> _Objective_: Of all the lines in the material below, how many include the string "such"? Give the number only.

> _Records to use_:

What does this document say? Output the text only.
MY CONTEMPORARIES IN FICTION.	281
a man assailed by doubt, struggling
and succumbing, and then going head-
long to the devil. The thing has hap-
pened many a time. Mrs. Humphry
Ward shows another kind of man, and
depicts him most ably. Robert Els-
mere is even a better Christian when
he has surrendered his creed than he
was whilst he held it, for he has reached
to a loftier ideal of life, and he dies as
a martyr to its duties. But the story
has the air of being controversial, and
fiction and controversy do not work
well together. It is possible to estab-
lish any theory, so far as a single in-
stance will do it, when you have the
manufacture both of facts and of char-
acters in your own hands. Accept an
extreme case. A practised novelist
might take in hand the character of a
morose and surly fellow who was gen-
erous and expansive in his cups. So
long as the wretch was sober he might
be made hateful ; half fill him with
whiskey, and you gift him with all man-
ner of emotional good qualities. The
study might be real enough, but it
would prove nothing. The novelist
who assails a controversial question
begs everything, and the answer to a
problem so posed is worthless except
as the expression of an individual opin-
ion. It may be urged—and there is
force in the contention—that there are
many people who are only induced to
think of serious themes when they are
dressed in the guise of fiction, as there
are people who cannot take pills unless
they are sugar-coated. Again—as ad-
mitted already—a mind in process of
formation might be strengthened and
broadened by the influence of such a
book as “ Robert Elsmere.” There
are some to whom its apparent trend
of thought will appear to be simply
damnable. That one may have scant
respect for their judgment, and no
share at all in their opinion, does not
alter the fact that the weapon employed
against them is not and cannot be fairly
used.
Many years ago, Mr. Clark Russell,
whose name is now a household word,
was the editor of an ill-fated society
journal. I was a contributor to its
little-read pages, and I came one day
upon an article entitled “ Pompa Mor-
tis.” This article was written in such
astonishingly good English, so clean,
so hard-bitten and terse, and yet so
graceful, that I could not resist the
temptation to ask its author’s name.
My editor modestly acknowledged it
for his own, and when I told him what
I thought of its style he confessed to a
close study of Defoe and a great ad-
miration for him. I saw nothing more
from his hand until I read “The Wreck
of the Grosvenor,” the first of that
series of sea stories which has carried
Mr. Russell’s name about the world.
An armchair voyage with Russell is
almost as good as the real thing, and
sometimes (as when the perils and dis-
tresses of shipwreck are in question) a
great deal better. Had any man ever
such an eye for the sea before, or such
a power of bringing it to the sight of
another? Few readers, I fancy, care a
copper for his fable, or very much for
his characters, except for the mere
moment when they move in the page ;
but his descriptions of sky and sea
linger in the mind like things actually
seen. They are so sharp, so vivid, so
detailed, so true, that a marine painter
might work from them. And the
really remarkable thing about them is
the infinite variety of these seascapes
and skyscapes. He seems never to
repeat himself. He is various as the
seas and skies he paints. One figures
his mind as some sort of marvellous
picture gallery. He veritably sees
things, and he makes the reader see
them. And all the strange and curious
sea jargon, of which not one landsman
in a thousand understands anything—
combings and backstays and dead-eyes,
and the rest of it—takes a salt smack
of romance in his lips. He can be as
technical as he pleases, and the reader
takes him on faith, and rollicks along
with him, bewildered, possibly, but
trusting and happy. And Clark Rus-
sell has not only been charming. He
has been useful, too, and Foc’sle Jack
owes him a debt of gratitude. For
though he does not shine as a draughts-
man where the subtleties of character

> _Final answer_: 3